## Problem statement
Consider the data that follows and state how many lines contain the string "ffffff", using the number alone.

Records that describe figures:
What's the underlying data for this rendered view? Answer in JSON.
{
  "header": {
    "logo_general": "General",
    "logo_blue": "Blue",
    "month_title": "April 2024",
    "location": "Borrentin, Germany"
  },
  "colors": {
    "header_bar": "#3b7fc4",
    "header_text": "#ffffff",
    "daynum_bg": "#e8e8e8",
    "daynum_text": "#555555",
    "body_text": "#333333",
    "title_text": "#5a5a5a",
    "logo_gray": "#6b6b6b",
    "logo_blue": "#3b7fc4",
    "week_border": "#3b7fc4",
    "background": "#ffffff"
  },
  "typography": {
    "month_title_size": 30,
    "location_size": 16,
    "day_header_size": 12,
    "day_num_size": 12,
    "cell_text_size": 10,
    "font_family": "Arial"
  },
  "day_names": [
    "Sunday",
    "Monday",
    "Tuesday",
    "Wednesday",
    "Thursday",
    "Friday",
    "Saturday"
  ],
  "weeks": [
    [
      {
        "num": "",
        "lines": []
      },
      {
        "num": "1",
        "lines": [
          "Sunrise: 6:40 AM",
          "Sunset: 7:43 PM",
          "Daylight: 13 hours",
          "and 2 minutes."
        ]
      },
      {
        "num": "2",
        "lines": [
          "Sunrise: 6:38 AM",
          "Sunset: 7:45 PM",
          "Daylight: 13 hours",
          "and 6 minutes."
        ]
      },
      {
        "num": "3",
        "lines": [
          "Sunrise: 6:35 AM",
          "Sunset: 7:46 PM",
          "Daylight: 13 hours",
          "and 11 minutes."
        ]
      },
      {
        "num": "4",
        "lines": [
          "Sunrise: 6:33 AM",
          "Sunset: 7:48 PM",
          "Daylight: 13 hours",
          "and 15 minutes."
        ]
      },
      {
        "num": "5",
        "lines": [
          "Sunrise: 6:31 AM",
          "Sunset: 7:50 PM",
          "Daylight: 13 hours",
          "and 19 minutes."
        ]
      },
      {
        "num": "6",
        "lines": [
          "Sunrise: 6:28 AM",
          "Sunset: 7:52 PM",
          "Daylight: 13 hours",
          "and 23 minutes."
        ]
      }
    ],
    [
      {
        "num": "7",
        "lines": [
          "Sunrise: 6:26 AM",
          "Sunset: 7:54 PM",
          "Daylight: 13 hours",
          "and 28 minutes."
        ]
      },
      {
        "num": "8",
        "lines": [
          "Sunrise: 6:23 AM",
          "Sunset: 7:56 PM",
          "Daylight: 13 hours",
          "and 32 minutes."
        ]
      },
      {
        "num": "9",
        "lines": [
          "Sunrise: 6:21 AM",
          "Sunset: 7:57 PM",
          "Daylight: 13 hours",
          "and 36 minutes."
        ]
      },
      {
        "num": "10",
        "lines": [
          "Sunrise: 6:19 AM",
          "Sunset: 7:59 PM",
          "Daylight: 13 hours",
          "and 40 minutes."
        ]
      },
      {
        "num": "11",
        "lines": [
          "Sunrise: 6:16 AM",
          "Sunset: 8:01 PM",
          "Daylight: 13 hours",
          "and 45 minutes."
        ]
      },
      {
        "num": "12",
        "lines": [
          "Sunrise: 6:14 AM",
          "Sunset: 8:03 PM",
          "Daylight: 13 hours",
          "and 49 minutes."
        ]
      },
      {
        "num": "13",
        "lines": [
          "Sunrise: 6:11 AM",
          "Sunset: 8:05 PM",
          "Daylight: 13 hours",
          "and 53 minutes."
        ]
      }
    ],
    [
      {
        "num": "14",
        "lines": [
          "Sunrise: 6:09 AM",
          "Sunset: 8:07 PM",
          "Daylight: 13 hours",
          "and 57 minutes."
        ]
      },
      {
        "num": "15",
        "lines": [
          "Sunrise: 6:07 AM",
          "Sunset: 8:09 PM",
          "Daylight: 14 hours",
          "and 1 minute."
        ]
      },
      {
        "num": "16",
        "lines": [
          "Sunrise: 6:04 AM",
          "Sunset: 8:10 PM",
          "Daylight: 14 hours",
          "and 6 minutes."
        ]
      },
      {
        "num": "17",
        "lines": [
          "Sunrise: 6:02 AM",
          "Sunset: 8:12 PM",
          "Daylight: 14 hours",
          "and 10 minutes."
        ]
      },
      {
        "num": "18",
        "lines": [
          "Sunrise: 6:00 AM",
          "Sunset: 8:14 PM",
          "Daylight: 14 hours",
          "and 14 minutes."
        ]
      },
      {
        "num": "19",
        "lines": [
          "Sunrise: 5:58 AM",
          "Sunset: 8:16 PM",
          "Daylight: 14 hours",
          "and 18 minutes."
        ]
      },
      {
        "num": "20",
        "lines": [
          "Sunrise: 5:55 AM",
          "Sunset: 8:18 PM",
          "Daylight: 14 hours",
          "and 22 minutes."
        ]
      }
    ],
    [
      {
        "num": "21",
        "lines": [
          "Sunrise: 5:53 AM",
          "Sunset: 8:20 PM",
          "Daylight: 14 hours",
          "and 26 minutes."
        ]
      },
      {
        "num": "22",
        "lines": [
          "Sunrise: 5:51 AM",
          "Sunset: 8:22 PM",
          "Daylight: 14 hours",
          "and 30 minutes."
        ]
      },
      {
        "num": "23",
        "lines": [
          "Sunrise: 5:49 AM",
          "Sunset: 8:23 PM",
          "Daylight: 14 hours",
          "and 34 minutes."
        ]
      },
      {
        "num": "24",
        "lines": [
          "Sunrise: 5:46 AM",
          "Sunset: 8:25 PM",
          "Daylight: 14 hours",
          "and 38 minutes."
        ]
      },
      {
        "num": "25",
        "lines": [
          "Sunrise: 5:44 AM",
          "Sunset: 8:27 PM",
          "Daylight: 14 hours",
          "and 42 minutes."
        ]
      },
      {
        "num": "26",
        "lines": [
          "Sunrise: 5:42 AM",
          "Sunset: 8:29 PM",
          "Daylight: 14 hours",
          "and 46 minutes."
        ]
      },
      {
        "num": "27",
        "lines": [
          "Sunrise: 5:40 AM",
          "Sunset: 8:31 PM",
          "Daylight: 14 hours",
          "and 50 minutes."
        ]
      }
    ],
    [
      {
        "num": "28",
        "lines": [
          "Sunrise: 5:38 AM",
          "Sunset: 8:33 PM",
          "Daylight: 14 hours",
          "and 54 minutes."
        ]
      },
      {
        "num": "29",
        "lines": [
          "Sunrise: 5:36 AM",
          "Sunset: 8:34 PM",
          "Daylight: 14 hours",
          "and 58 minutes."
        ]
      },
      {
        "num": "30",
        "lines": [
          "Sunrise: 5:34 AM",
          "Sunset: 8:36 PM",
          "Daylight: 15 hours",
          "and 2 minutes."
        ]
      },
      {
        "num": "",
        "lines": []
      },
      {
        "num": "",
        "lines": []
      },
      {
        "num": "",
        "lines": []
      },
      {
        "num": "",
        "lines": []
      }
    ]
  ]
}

## The result
2